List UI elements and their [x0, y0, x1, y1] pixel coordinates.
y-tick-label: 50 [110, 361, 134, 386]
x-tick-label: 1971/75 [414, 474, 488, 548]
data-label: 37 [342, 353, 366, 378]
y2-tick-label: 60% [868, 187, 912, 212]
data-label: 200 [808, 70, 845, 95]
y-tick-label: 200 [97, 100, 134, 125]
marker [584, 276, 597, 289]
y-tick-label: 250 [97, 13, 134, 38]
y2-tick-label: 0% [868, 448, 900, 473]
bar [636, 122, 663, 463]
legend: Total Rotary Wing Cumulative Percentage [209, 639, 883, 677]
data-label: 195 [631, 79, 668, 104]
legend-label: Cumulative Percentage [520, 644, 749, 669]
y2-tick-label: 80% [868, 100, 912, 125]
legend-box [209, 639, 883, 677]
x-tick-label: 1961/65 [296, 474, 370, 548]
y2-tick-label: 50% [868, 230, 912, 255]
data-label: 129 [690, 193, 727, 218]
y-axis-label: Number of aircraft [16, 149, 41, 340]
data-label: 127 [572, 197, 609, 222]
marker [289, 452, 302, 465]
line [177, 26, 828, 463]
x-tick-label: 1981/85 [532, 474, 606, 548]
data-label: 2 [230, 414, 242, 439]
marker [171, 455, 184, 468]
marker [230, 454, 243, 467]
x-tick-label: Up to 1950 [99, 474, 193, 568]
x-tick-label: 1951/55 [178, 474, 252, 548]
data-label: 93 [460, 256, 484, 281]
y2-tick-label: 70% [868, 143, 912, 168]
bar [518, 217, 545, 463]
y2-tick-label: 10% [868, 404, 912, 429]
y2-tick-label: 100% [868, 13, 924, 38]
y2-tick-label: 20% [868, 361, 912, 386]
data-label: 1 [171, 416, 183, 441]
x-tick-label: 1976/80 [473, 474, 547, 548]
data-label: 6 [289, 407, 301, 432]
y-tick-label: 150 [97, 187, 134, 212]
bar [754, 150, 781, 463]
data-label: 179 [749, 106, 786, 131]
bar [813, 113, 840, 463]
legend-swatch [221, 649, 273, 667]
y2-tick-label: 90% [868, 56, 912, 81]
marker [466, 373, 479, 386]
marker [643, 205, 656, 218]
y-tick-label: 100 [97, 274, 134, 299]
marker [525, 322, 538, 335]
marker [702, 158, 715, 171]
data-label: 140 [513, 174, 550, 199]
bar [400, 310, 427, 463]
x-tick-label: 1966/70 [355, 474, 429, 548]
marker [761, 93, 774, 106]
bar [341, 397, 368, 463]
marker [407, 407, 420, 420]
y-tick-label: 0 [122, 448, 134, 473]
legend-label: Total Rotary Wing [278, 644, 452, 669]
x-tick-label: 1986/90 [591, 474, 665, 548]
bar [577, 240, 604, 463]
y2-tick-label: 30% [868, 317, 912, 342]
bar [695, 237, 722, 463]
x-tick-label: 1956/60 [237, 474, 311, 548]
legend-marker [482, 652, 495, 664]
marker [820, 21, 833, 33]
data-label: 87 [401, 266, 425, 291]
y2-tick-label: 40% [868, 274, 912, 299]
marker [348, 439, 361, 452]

—————

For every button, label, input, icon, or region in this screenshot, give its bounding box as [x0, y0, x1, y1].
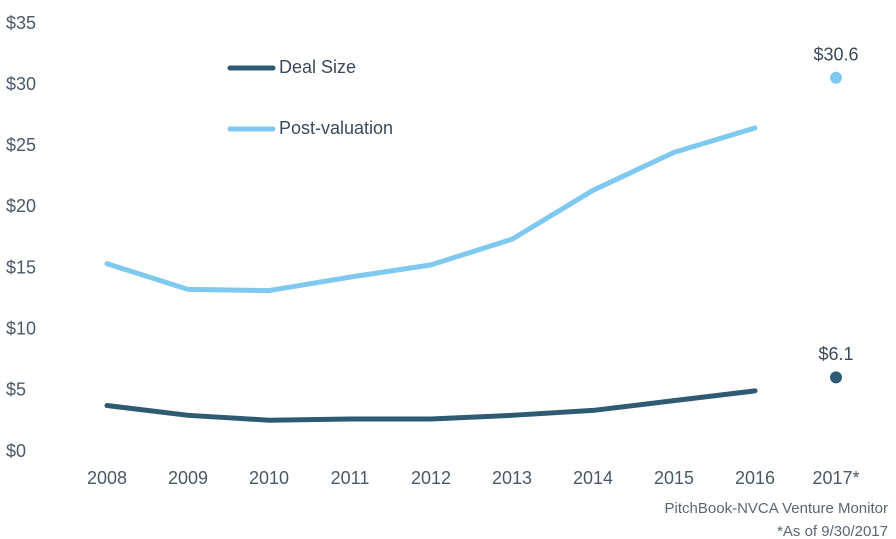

—————

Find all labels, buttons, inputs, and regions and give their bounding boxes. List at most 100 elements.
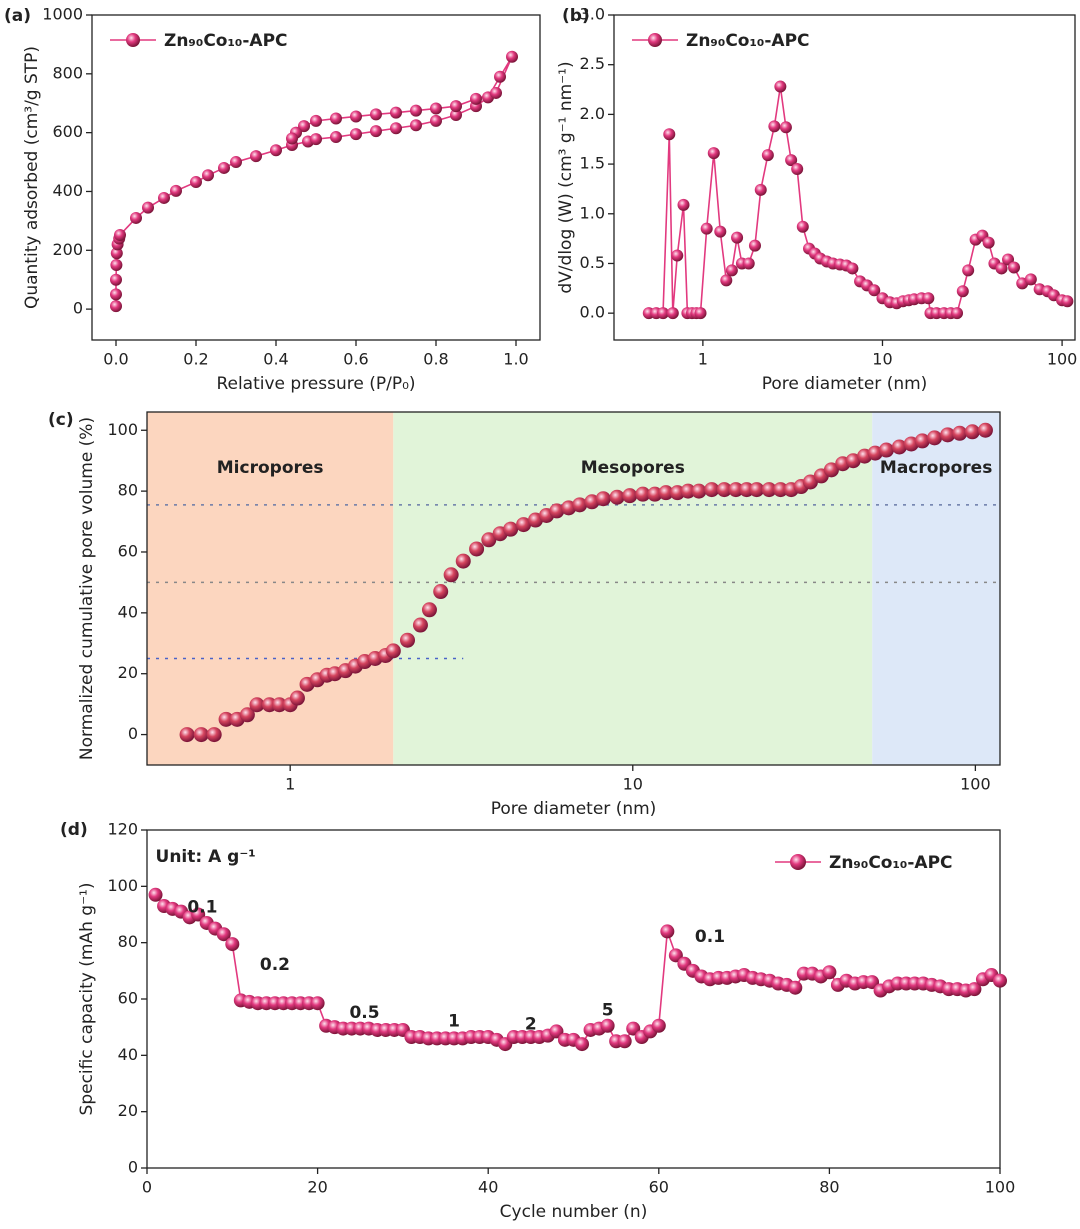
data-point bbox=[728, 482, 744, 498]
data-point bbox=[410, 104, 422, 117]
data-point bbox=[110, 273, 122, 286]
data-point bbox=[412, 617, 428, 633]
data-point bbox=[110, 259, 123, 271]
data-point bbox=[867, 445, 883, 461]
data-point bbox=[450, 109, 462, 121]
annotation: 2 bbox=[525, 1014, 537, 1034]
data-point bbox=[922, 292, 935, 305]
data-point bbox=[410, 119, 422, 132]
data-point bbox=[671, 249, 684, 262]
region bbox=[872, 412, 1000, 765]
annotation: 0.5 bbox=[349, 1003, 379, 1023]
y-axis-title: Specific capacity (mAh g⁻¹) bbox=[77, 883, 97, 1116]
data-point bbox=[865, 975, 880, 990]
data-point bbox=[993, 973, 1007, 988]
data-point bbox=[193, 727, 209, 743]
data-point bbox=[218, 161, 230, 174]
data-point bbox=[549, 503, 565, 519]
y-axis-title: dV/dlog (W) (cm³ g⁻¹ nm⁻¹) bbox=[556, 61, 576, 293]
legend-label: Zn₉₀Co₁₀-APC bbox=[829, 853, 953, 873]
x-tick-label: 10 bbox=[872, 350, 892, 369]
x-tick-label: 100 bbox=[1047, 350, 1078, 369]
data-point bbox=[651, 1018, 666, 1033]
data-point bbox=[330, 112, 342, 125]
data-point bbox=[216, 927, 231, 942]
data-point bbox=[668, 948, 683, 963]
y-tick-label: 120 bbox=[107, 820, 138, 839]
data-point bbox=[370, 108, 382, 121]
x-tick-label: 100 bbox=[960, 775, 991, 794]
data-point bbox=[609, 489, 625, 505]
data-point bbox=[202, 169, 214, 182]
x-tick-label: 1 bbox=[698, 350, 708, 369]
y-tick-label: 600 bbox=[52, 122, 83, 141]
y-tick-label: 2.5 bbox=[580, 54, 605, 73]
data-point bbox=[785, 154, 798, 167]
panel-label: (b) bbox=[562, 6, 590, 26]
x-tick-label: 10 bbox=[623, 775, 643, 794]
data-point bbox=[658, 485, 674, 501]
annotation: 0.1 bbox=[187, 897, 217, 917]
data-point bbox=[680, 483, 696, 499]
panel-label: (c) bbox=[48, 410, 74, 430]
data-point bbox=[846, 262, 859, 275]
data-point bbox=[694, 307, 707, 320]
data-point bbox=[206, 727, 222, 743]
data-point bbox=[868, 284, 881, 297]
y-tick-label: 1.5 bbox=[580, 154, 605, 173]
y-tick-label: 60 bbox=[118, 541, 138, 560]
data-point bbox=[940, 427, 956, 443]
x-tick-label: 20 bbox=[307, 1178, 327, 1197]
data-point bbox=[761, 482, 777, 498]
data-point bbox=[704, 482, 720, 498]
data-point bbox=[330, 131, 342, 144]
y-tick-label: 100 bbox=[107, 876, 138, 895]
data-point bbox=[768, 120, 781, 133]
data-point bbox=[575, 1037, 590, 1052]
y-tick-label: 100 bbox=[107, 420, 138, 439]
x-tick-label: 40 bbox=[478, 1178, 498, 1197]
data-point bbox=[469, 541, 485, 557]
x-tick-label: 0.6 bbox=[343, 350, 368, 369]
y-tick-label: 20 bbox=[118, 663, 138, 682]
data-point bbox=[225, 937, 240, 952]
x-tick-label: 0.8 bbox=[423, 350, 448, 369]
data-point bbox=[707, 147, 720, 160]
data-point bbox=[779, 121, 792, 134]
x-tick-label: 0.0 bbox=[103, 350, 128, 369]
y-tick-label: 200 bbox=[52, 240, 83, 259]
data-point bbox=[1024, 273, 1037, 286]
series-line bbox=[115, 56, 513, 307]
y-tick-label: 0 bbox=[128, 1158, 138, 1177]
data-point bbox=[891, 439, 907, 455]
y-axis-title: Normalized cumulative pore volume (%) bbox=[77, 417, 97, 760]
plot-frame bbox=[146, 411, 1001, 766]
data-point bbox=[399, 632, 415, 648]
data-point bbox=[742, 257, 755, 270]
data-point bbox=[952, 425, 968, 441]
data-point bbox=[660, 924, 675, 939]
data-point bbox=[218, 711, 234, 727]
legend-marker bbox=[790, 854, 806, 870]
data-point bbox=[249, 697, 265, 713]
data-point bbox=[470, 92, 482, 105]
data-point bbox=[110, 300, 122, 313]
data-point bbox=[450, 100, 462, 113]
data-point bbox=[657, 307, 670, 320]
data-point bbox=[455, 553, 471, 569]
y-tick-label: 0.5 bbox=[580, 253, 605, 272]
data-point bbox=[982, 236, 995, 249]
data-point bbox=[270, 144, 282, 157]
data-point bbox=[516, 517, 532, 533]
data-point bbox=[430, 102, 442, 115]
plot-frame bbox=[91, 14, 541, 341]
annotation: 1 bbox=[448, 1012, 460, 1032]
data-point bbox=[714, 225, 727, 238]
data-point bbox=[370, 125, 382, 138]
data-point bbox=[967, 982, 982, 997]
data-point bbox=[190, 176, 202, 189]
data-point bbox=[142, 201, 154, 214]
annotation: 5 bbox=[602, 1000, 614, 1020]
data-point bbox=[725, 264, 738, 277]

—————

WORK TO BE COMPLETED —
Quote the part of the listing that opens with the line containing "List UI elements" and closes with the line containing "marker [289, 452, 302, 465]", including both of those lines.

FINAL RESULT —
List UI elements and their [x0, y0, x1, y1] pixel coordinates.
y-tick-label: 50 [110, 361, 134, 386]
x-tick-label: 1971/75 [414, 474, 488, 548]
data-label: 37 [342, 353, 366, 378]
y2-tick-label: 60% [868, 187, 912, 212]
data-label: 200 [808, 70, 845, 95]
y-tick-label: 200 [97, 100, 134, 125]
marker [584, 276, 597, 289]
y-tick-label: 250 [97, 13, 134, 38]
y2-tick-label: 0% [868, 448, 900, 473]
bar [636, 122, 663, 463]
legend: Total Rotary Wing Cumulative Percentage [209, 639, 883, 677]
data-label: 195 [631, 79, 668, 104]
legend-label: Cumulative Percentage [520, 644, 749, 669]
y2-tick-label: 80% [868, 100, 912, 125]
legend-box [209, 639, 883, 677]
x-tick-label: 1961/65 [296, 474, 370, 548]
y2-tick-label: 50% [868, 230, 912, 255]
data-label: 129 [690, 193, 727, 218]
y-axis-label: Number of aircraft [16, 149, 41, 340]
data-label: 127 [572, 197, 609, 222]
marker [289, 452, 302, 465]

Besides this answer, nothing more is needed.